# Work to be completed
Every line below that holds the word "system" must be listed.

Document layout detection data:
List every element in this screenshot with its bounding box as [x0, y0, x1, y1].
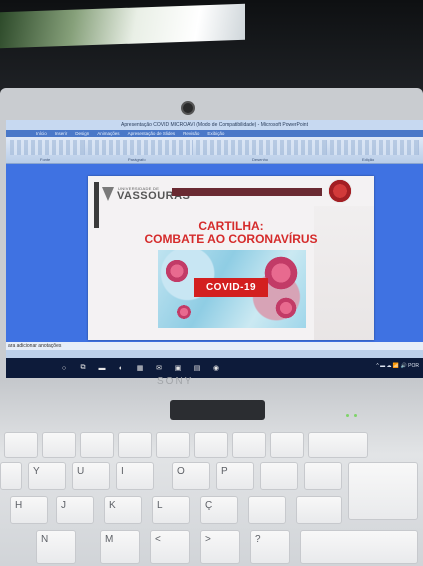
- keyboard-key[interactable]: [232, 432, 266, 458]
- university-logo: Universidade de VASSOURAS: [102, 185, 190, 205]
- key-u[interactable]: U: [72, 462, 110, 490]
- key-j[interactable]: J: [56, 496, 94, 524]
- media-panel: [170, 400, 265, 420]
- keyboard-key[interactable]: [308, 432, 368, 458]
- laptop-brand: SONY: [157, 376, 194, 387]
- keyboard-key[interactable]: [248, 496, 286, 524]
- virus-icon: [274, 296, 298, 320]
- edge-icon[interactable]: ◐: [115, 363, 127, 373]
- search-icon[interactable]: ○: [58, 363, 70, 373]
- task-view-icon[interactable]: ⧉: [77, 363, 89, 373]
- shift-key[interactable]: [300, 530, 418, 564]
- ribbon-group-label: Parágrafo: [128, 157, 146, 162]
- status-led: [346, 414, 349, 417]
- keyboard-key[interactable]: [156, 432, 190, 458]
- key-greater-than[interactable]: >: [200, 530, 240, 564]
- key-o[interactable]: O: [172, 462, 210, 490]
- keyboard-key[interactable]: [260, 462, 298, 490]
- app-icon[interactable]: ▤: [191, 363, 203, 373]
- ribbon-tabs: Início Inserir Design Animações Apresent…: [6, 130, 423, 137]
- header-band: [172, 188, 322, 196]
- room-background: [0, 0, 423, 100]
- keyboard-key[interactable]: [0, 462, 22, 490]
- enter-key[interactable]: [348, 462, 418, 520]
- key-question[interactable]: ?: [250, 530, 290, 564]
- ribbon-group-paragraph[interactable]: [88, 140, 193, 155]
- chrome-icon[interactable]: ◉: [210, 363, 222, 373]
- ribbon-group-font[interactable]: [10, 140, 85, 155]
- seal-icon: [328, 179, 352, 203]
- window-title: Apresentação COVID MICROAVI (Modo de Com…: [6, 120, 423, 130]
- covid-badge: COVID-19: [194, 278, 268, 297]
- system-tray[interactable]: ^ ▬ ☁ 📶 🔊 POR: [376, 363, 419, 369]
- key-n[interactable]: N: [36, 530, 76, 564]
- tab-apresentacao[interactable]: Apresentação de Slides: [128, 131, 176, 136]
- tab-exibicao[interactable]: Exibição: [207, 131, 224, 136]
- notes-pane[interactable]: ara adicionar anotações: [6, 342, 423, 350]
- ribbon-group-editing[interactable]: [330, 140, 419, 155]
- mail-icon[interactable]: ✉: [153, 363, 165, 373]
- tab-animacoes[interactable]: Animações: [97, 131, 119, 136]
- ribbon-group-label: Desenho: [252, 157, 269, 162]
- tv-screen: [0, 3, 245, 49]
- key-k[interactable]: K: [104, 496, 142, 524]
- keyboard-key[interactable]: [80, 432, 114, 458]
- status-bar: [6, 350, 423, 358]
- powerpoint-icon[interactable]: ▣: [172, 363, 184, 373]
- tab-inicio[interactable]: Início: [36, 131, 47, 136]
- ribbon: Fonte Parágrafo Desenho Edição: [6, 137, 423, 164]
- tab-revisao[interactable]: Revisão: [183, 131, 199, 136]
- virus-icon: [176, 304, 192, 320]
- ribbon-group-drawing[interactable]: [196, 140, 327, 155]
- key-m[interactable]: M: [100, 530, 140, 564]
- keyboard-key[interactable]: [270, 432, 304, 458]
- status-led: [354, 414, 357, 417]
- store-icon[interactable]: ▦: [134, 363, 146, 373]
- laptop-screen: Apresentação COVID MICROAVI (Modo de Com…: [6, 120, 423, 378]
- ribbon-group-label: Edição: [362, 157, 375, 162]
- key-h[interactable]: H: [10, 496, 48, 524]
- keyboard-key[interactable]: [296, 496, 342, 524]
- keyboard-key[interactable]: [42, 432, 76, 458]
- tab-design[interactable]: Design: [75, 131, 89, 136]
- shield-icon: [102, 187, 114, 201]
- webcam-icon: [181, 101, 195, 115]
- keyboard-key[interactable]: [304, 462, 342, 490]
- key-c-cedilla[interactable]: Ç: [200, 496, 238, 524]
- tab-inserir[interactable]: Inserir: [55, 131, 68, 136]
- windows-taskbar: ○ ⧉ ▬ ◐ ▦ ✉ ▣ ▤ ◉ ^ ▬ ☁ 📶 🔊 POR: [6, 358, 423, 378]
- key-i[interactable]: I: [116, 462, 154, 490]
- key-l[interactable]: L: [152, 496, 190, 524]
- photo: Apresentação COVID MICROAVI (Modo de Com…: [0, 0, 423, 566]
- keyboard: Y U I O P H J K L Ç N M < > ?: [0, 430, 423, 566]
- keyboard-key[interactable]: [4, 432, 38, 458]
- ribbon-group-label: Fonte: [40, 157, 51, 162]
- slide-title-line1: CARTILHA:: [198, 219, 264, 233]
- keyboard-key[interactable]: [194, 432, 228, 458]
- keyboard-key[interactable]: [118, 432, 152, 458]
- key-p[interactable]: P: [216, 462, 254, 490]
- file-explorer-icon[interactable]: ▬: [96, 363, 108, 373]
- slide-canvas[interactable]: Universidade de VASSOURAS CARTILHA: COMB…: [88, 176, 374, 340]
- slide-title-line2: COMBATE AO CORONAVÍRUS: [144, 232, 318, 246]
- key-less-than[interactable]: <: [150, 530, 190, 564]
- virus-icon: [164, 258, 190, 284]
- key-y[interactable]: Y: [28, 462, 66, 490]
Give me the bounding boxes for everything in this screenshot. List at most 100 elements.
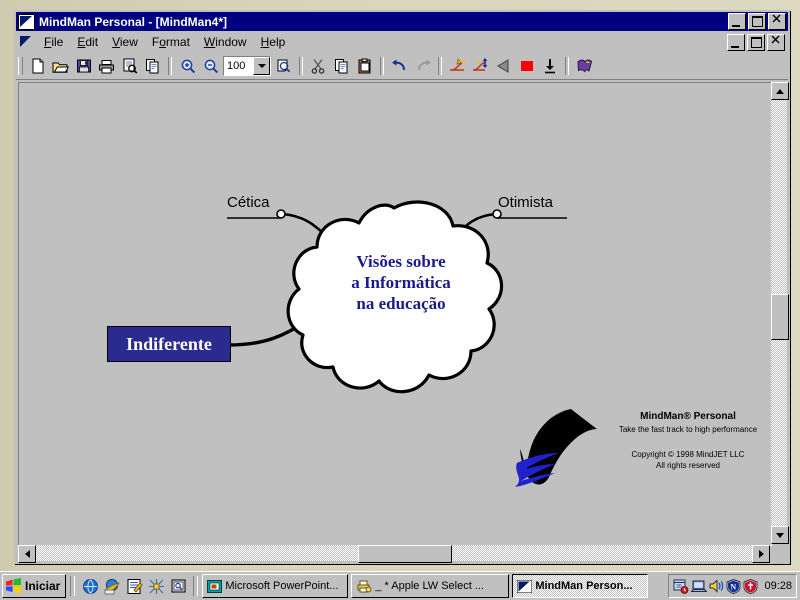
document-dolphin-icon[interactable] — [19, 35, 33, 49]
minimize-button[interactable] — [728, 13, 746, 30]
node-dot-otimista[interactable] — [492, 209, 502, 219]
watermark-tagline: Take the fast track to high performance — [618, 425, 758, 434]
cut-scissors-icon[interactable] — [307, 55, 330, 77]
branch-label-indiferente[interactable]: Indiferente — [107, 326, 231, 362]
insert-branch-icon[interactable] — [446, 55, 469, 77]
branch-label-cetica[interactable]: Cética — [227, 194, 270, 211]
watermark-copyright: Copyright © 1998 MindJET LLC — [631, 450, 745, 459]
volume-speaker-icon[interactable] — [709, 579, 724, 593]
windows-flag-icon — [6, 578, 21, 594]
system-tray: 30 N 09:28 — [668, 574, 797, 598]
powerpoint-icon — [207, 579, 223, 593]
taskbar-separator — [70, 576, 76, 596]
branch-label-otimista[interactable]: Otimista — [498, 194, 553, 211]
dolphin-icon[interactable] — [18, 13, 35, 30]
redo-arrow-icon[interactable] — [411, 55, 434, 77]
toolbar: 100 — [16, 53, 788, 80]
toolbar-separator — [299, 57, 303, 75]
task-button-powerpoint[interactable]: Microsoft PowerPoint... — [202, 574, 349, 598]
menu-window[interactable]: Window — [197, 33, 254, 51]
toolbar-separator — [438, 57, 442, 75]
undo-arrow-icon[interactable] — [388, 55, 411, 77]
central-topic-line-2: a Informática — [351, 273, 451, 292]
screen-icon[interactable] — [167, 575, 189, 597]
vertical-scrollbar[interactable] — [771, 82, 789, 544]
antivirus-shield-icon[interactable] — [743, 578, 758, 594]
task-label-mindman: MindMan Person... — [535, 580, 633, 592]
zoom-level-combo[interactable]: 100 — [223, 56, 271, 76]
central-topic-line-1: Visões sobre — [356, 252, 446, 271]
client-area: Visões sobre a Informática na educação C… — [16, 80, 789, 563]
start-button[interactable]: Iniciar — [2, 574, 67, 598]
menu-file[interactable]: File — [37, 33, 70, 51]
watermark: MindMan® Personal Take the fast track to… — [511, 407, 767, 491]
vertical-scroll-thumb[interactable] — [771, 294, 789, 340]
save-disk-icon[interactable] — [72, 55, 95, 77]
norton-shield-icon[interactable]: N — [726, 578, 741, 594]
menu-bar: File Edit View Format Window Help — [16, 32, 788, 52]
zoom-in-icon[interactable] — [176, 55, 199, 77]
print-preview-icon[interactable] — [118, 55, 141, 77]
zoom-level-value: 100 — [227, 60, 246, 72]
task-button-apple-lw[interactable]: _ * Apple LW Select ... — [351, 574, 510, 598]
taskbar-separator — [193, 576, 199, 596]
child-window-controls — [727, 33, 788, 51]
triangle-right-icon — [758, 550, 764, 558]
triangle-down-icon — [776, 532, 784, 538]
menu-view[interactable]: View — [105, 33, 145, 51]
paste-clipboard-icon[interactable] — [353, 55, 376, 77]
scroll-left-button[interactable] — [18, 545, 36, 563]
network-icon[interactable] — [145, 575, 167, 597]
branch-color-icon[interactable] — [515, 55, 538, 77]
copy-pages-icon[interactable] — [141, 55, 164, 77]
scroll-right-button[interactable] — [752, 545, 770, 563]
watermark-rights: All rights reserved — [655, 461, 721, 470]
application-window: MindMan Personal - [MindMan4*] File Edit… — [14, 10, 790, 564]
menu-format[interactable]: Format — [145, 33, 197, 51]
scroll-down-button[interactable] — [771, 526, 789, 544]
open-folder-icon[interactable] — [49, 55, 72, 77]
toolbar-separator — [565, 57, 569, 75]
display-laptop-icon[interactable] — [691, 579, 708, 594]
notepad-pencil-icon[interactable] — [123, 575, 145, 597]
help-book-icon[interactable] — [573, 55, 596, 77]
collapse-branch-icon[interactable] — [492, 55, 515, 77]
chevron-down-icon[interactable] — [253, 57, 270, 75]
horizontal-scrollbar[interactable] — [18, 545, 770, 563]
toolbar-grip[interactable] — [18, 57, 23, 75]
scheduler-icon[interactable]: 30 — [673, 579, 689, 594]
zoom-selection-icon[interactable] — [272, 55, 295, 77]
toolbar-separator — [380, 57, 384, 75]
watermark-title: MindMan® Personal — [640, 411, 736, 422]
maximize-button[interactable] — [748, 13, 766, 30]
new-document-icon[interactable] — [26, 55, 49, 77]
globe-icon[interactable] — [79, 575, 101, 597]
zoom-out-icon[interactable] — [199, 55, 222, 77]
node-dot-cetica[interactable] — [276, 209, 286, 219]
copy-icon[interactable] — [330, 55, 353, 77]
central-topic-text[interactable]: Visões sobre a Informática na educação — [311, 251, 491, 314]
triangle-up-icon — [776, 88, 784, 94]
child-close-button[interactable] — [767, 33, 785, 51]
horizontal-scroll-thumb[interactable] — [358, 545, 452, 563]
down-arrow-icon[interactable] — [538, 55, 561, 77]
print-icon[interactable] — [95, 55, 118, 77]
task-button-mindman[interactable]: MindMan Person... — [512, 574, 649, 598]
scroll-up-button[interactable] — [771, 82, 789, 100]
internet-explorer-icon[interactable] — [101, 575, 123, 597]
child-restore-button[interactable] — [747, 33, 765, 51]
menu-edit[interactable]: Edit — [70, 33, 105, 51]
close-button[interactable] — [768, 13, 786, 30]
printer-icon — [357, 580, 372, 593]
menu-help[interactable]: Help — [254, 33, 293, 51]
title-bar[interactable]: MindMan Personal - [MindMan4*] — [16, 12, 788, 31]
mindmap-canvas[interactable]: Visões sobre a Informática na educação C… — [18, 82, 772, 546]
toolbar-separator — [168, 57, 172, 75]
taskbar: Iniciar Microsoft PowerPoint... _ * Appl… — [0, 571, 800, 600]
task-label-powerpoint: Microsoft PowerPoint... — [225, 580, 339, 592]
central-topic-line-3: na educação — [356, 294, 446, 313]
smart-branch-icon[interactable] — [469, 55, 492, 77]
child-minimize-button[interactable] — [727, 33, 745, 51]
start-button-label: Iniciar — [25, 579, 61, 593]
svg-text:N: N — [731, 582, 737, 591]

# Written response
- system-tray[interactable]: ^ ▬ ☁ 📶 🔊 POR: [376, 363, 419, 369]
system-tray: 30 N 09:28 — [668, 574, 797, 598]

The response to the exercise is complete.